- [Set problem] Exactly reproduce the line containing "Decode this image" and all later lines to the end of the entries, leaving the pictures out of your copy.

━━━━━ Dataset entries ━━━━━

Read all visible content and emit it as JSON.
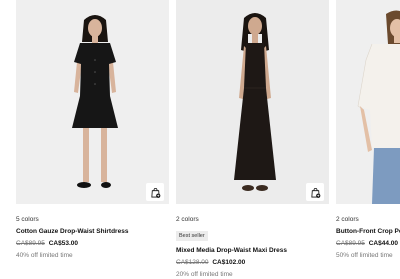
{
  "products": [
    {
      "colors": "5 colors",
      "name": "Cotton Gauze Drop-Waist Shirtdress",
      "old_price": "CA$89.95",
      "new_price": "CA$53.00",
      "promo": "40% off limited time",
      "dress_color": "#161616",
      "icon": "add-to-bag-icon"
    },
    {
      "colors": "2 colors",
      "badge": "Best seller",
      "name": "Mixed Media Drop-Waist Maxi Dress",
      "old_price": "CA$128.00",
      "new_price": "CA$102.00",
      "promo": "20% off limited time",
      "dress_color": "#1e1815",
      "icon": "add-to-bag-icon"
    },
    {
      "colors": "2 colors",
      "name": "Button-Front Crop Pep",
      "old_price": "CA$89.95",
      "new_price": "CA$44.00",
      "promo": "50% off limited time",
      "dress_color": "#f4f1ec",
      "icon": "add-to-bag-icon"
    }
  ]
}
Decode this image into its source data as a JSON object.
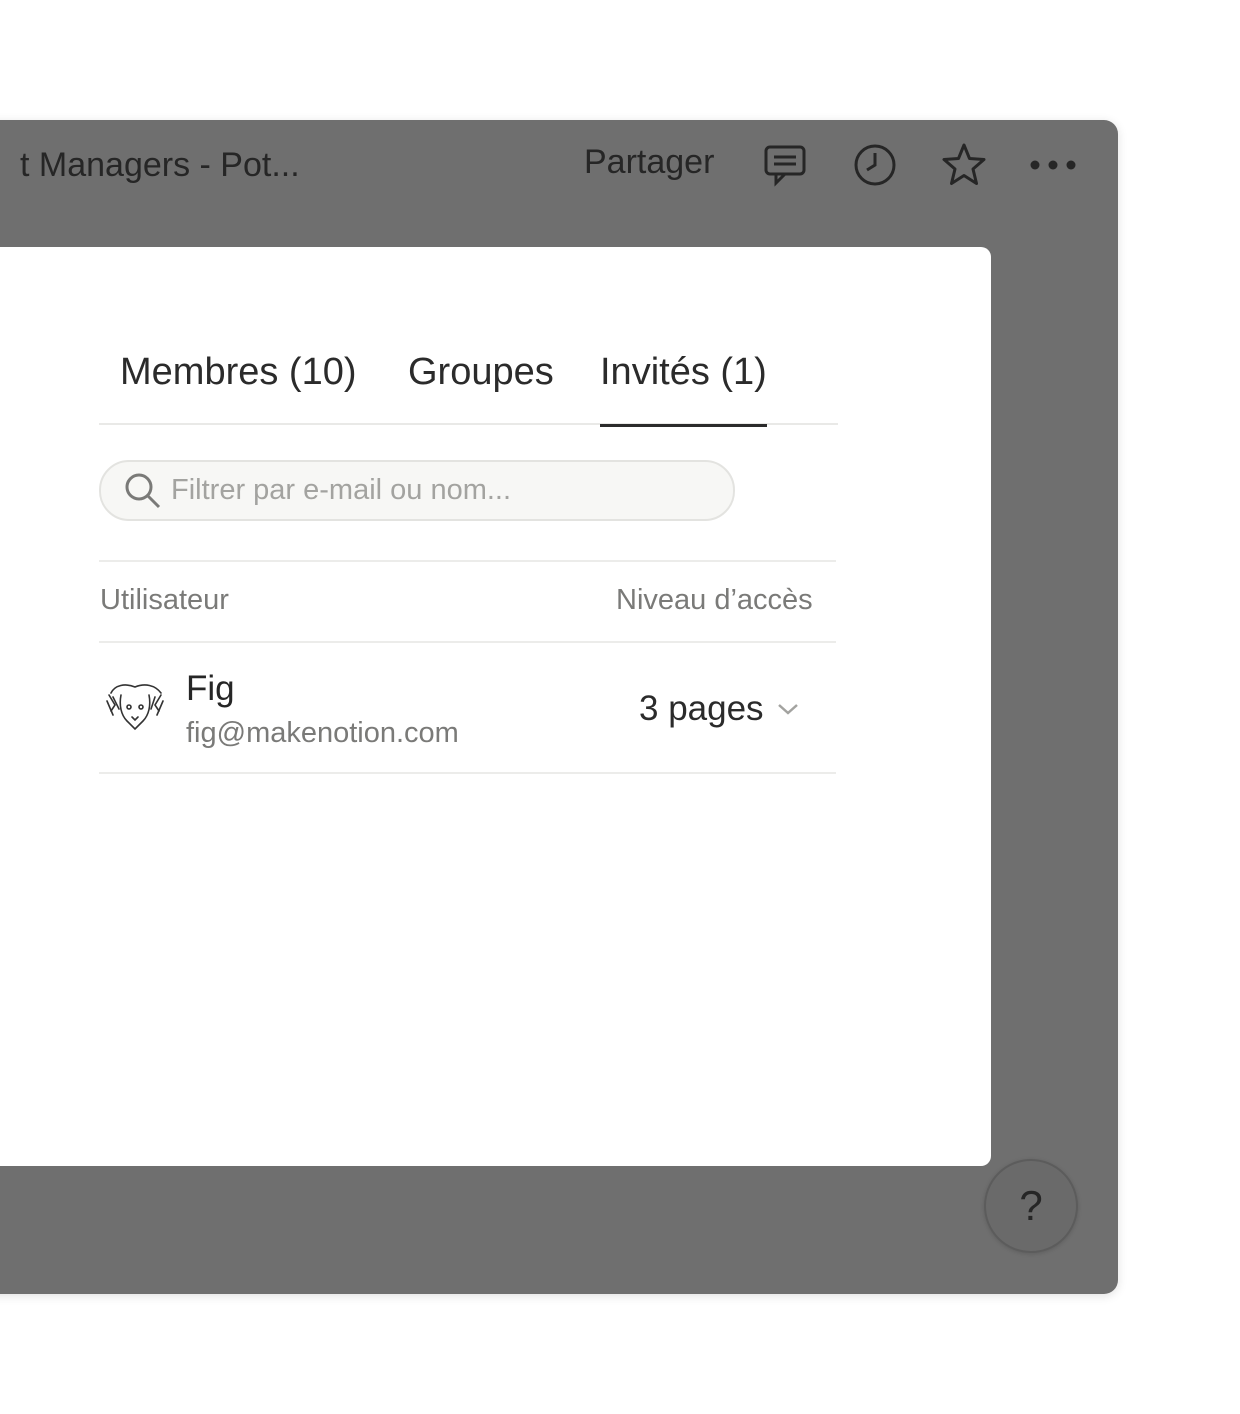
{
  "topbar": {
    "title": "t Managers - Pot...",
    "share_label": "Partager",
    "icons": [
      "comment-icon",
      "history-icon",
      "favorite-star-icon",
      "more-icon"
    ]
  },
  "modal": {
    "tabs": [
      {
        "label": "Membres (10)",
        "active": false
      },
      {
        "label": "Groupes",
        "active": false
      },
      {
        "label": "Invités (1)",
        "active": true
      }
    ],
    "search": {
      "placeholder": "Filtrer par e-mail ou nom...",
      "value": ""
    },
    "table": {
      "columns": [
        "Utilisateur",
        "Niveau d’accès"
      ],
      "rows": [
        {
          "name": "Fig",
          "email": "fig@makenotion.com",
          "access": "3 pages"
        }
      ]
    }
  },
  "help_button": {
    "label": "?"
  },
  "colors": {
    "overlay": "#6f6f6f",
    "modal_bg": "#ffffff",
    "text_primary": "#2b2b2b",
    "text_secondary": "#7a7a78",
    "divider": "#ececea"
  }
}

━━━━━

- [Completed exercise]
Decode this image into its source data as a JSON object.
{
  "topbar": {
    "title": "t Managers - Pot...",
    "share_label": "Partager",
    "icons": [
      "comment-icon",
      "history-icon",
      "favorite-star-icon",
      "more-icon"
    ]
  },
  "modal": {
    "tabs": [
      {
        "label": "Membres (10)",
        "active": false
      },
      {
        "label": "Groupes",
        "active": false
      },
      {
        "label": "Invités (1)",
        "active": true
      }
    ],
    "search": {
      "placeholder": "Filtrer par e-mail ou nom...",
      "value": ""
    },
    "table": {
      "columns": [
        "Utilisateur",
        "Niveau d’accès"
      ],
      "rows": [
        {
          "name": "Fig",
          "email": "fig@makenotion.com",
          "access": "3 pages"
        }
      ]
    }
  },
  "help_button": {
    "label": "?"
  },
  "colors": {
    "overlay": "#6f6f6f",
    "modal_bg": "#ffffff",
    "text_primary": "#2b2b2b",
    "text_secondary": "#7a7a78",
    "divider": "#ececea"
  }
}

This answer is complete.